Directive => Show every line below where "system" can be found.

Dataset entries =>
********

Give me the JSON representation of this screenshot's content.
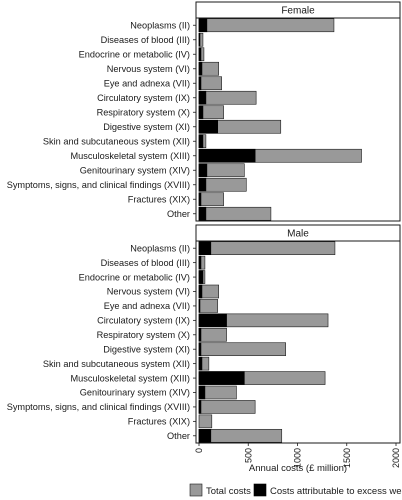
{
  "chart_data": {
    "type": "bar",
    "orientation": "horizontal",
    "stacking": "overlay",
    "categories": [
      "Neoplasms (II)",
      "Diseases of blood (III)",
      "Endocrine or metabolic (IV)",
      "Nervous system (VI)",
      "Eye and adnexa (VII)",
      "Circulatory system (IX)",
      "Respiratory system (X)",
      "Digestive system (XI)",
      "Skin and subcutaneous system (XII)",
      "Musculoskeletal system (XIII)",
      "Genitourinary system (XIV)",
      "Symptoms, signs, and clinical findings (XVIII)",
      "Fractures (XIX)",
      "Other"
    ],
    "panels": [
      {
        "label": "Female",
        "series": [
          {
            "name": "Total costs",
            "color": "#999999",
            "values": [
              1370,
              40,
              50,
              200,
              230,
              580,
              250,
              830,
              70,
              1650,
              460,
              480,
              250,
              730
            ]
          },
          {
            "name": "Costs attributable to excess weight",
            "color": "#000000",
            "values": [
              80,
              10,
              20,
              30,
              20,
              70,
              40,
              190,
              40,
              570,
              80,
              70,
              20,
              70
            ]
          }
        ]
      },
      {
        "label": "Male",
        "series": [
          {
            "name": "Total costs",
            "color": "#999999",
            "values": [
              1380,
              60,
              60,
              200,
              190,
              1310,
              280,
              880,
              100,
              1280,
              380,
              570,
              130,
              840
            ]
          },
          {
            "name": "Costs attributable to excess weight",
            "color": "#000000",
            "values": [
              120,
              20,
              40,
              30,
              10,
              280,
              20,
              20,
              30,
              460,
              60,
              20,
              0,
              120
            ]
          }
        ]
      }
    ],
    "xlabel": "Annual costs (£ million)",
    "xlim": [
      0,
      2000
    ],
    "xticks": [
      "0",
      "500",
      "1000",
      "1500",
      "2000"
    ],
    "xtick_values": [
      0,
      500,
      1000,
      1500,
      2000
    ],
    "grid": false,
    "legend": {
      "position": "bottom",
      "entries": [
        "Total costs",
        "Costs attributable to excess weight"
      ]
    }
  }
}
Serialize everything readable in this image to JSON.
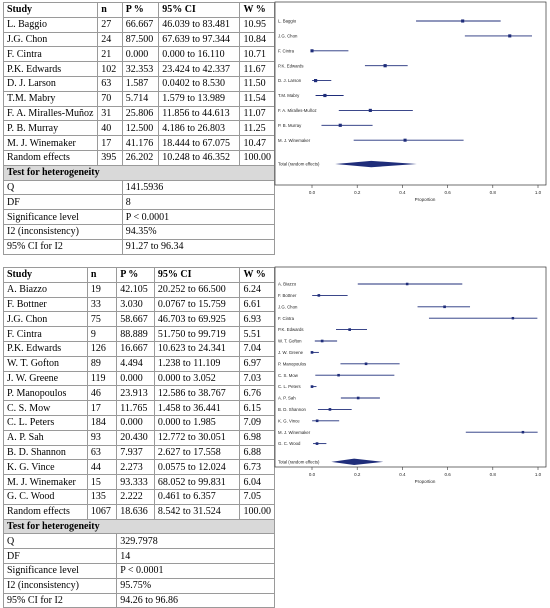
{
  "panels": [
    {
      "table": {
        "headers": [
          "Study",
          "n",
          "P %",
          "95% CI",
          "W %"
        ],
        "rows": [
          [
            "L. Baggio",
            "27",
            "66.667",
            "46.039 to 83.481",
            "10.95"
          ],
          [
            "J.G. Chon",
            "24",
            "87.500",
            "67.639 to 97.344",
            "10.84"
          ],
          [
            "F. Cintra",
            "21",
            "0.000",
            "0.000 to 16.110",
            "10.71"
          ],
          [
            "P.K. Edwards",
            "102",
            "32.353",
            "23.424 to 42.337",
            "11.67"
          ],
          [
            "D. J. Larson",
            "63",
            "1.587",
            "0.0402 to 8.530",
            "11.50"
          ],
          [
            "T.M. Mabry",
            "70",
            "5.714",
            "1.579 to 13.989",
            "11.54"
          ],
          [
            "F. A. Miralles-Muñoz",
            "31",
            "25.806",
            "11.856 to 44.613",
            "11.07"
          ],
          [
            "P. B. Murray",
            "40",
            "12.500",
            "4.186 to 26.803",
            "11.25"
          ],
          [
            "M. J. Winemaker",
            "17",
            "41.176",
            "18.444 to 67.075",
            "10.47"
          ],
          [
            "Random effects",
            "395",
            "26.202",
            "10.248 to 46.352",
            "100.00"
          ]
        ],
        "heterogeneity_title": "Test for heterogeneity",
        "heterogeneity": [
          [
            "Q",
            "141.5936"
          ],
          [
            "DF",
            "8"
          ],
          [
            "Significance level",
            "P < 0.0001"
          ],
          [
            "I2 (inconsistency)",
            "94.35%"
          ],
          [
            "95% CI for I2",
            "91.27 to 96.34"
          ]
        ]
      },
      "forest": {
        "labels": [
          "L. Baggio",
          "J.G. Chon",
          "F. Cintra",
          "P.K. Edwards",
          "D. J. Larson",
          "T.M. Mabry",
          "F. A. Miralles-Muñoz",
          "P. B. Murray",
          "M. J. Winemaker"
        ],
        "total_label": "Total (random effects)",
        "xlabel": "Proportion",
        "ticks": [
          "0.0",
          "0.2",
          "0.4",
          "0.6",
          "0.8",
          "1.0"
        ]
      }
    },
    {
      "table": {
        "headers": [
          "Study",
          "n",
          "P %",
          "95% CI",
          "W %"
        ],
        "rows": [
          [
            "A. Biazzo",
            "19",
            "42.105",
            "20.252 to 66.500",
            "6.24"
          ],
          [
            "F. Bottner",
            "33",
            "3.030",
            "0.0767 to 15.759",
            "6.61"
          ],
          [
            "J.G. Chon",
            "75",
            "58.667",
            "46.703 to 69.925",
            "6.93"
          ],
          [
            "F. Cintra",
            "9",
            "88.889",
            "51.750 to 99.719",
            "5.51"
          ],
          [
            "P.K. Edwards",
            "126",
            "16.667",
            "10.623 to 24.341",
            "7.04"
          ],
          [
            "W. T. Gofton",
            "89",
            "4.494",
            "1.238 to 11.109",
            "6.97"
          ],
          [
            "J. W. Greene",
            "119",
            "0.000",
            "0.000 to 3.052",
            "7.03"
          ],
          [
            "P. Manopoulos",
            "46",
            "23.913",
            "12.586 to 38.767",
            "6.76"
          ],
          [
            "C. S. Mow",
            "17",
            "11.765",
            "1.458 to 36.441",
            "6.15"
          ],
          [
            "C. L. Peters",
            "184",
            "0.000",
            "0.000 to 1.985",
            "7.09"
          ],
          [
            "A. P. Sah",
            "93",
            "20.430",
            "12.772 to 30.051",
            "6.98"
          ],
          [
            "B. D. Shannon",
            "63",
            "7.937",
            "2.627 to 17.558",
            "6.88"
          ],
          [
            "K. G. Vince",
            "44",
            "2.273",
            "0.0575 to 12.024",
            "6.73"
          ],
          [
            "M. J. Winemaker",
            "15",
            "93.333",
            "68.052 to 99.831",
            "6.04"
          ],
          [
            "G. C. Wood",
            "135",
            "2.222",
            "0.461 to 6.357",
            "7.05"
          ],
          [
            "Random effects",
            "1067",
            "18.636",
            "8.542 to 31.524",
            "100.00"
          ]
        ],
        "heterogeneity_title": "Test for heterogeneity",
        "heterogeneity": [
          [
            "Q",
            "329.7978"
          ],
          [
            "DF",
            "14"
          ],
          [
            "Significance level",
            "P < 0.0001"
          ],
          [
            "I2 (inconsistency)",
            "95.75%"
          ],
          [
            "95% CI for I2",
            "94.26 to 96.86"
          ]
        ]
      },
      "forest": {
        "labels": [
          "A. Biazzo",
          "F. Bottner",
          "J.G. Chon",
          "F. Cintra",
          "P.K. Edwards",
          "W. T. Gofton",
          "J. W. Greene",
          "P. Manopoulos",
          "C. S. Mow",
          "C. L. Peters",
          "A. P. Sah",
          "B. D. Shannon",
          "K. G. Vince",
          "M. J. Winemaker",
          "G. C. Wood"
        ],
        "total_label": "Total (random effects)",
        "xlabel": "Proportion",
        "ticks": [
          "0.0",
          "0.2",
          "0.4",
          "0.6",
          "0.8",
          "1.0"
        ]
      }
    }
  ],
  "colors": {
    "marker": "#1f2d7a",
    "axis": "#333333",
    "grid_border": "#9a9a9a",
    "section_bg": "#d9d9d9"
  },
  "chart_data": [
    {
      "type": "forest",
      "xlabel": "Proportion",
      "xlim": [
        0,
        1
      ],
      "studies": [
        "L. Baggio",
        "J.G. Chon",
        "F. Cintra",
        "P.K. Edwards",
        "D. J. Larson",
        "T.M. Mabry",
        "F. A. Miralles-Muñoz",
        "P. B. Murray",
        "M. J. Winemaker"
      ],
      "estimate": [
        0.66667,
        0.875,
        0.0,
        0.32353,
        0.01587,
        0.05714,
        0.25806,
        0.125,
        0.41176
      ],
      "ci_low": [
        0.46039,
        0.67639,
        0.0,
        0.23424,
        0.000402,
        0.01579,
        0.11856,
        0.04186,
        0.18444
      ],
      "ci_high": [
        0.83481,
        0.97344,
        0.1611,
        0.42337,
        0.0853,
        0.13989,
        0.44613,
        0.26803,
        0.67075
      ],
      "weight": [
        10.95,
        10.84,
        10.71,
        11.67,
        11.5,
        11.54,
        11.07,
        11.25,
        10.47
      ],
      "pooled": {
        "label": "Total (random effects)",
        "estimate": 0.26202,
        "ci_low": 0.10248,
        "ci_high": 0.46352
      }
    },
    {
      "type": "forest",
      "xlabel": "Proportion",
      "xlim": [
        0,
        1
      ],
      "studies": [
        "A. Biazzo",
        "F. Bottner",
        "J.G. Chon",
        "F. Cintra",
        "P.K. Edwards",
        "W. T. Gofton",
        "J. W. Greene",
        "P. Manopoulos",
        "C. S. Mow",
        "C. L. Peters",
        "A. P. Sah",
        "B. D. Shannon",
        "K. G. Vince",
        "M. J. Winemaker",
        "G. C. Wood"
      ],
      "estimate": [
        0.42105,
        0.0303,
        0.58667,
        0.88889,
        0.16667,
        0.04494,
        0.0,
        0.23913,
        0.11765,
        0.0,
        0.2043,
        0.07937,
        0.02273,
        0.93333,
        0.02222
      ],
      "ci_low": [
        0.20252,
        0.000767,
        0.46703,
        0.5175,
        0.10623,
        0.01238,
        0.0,
        0.12586,
        0.01458,
        0.0,
        0.12772,
        0.02627,
        0.000575,
        0.68052,
        0.00461
      ],
      "ci_high": [
        0.665,
        0.15759,
        0.69925,
        0.99719,
        0.24341,
        0.11109,
        0.03052,
        0.38767,
        0.36441,
        0.01985,
        0.30051,
        0.17558,
        0.12024,
        0.99831,
        0.06357
      ],
      "weight": [
        6.24,
        6.61,
        6.93,
        5.51,
        7.04,
        6.97,
        7.03,
        6.76,
        6.15,
        7.09,
        6.98,
        6.88,
        6.73,
        6.04,
        7.05
      ],
      "pooled": {
        "label": "Total (random effects)",
        "estimate": 0.18636,
        "ci_low": 0.08542,
        "ci_high": 0.31524
      }
    }
  ]
}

********

Completed exercise =>
      "Nervous system (VI)",
      "Circulatory system (IX)",
      "Respiratory system (X)",
      "Digestive system (XI)",
      "Skin and subcutaneous system (XII)",
      "Musculoskeletal system (XIII)",
      "Genitourinary system (XIV)",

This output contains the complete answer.